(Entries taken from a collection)
+++

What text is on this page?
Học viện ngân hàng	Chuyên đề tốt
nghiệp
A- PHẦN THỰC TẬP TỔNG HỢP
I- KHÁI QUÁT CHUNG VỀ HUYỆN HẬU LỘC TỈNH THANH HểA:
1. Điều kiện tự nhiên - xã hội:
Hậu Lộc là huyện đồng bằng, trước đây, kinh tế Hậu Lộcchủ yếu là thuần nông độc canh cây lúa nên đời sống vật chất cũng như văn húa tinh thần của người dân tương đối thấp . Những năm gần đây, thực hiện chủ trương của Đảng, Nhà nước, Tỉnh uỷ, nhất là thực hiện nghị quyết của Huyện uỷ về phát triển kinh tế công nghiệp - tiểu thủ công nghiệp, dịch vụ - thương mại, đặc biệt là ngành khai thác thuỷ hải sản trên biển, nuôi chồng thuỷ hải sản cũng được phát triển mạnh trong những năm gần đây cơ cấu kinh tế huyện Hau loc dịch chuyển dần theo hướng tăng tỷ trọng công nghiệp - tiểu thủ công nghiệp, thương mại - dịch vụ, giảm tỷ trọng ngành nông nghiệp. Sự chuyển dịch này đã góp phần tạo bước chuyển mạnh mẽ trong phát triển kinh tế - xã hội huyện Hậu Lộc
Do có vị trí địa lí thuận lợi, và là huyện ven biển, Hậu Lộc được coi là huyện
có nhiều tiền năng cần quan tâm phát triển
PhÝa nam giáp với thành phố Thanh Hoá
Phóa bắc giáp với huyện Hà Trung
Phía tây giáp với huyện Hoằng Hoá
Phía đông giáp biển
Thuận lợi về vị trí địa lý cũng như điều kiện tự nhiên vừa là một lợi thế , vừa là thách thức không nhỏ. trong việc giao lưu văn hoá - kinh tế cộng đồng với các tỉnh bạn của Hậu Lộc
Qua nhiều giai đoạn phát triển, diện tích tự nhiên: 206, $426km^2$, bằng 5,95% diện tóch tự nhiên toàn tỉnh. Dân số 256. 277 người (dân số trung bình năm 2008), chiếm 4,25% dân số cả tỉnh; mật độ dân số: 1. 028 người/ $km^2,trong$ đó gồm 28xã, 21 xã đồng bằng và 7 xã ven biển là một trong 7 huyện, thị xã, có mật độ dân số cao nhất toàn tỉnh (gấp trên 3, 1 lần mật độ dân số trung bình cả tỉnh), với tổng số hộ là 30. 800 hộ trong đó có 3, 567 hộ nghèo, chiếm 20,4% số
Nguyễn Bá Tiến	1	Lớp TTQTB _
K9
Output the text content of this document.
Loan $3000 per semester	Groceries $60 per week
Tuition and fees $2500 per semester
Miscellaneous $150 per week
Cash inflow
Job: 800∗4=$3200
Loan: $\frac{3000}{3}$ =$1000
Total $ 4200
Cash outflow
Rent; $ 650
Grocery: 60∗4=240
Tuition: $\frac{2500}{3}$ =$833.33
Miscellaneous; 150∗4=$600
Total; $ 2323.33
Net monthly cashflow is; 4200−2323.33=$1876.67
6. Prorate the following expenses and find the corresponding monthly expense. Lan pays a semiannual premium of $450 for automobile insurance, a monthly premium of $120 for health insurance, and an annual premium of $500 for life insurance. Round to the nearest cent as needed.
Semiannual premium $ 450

+++

_Instruction_: Give again, word for word, every line from the one holding "Output the text content of this document." to the end of the data.

_Solution_:
Output the text content of this document.
Loan $3000 per semester	Groceries $60 per week
Tuition and fees $2500 per semester
Miscellaneous $150 per week
Cash inflow
Job: 800∗4=$3200
Loan: $\frac{3000}{3}$ =$1000
Total $ 4200
Cash outflow
Rent; $ 650
Grocery: 60∗4=240
Tuition: $\frac{2500}{3}$ =$833.33
Miscellaneous; 150∗4=$600
Total; $ 2323.33
Net monthly cashflow is; 4200−2323.33=$1876.67
6. Prorate the following expenses and find the corresponding monthly expense. Lan pays a semiannual premium of $450 for automobile insurance, a monthly premium of $120 for health insurance, and an annual premium of $500 for life insurance. Round to the nearest cent as needed.
Semiannual premium $ 450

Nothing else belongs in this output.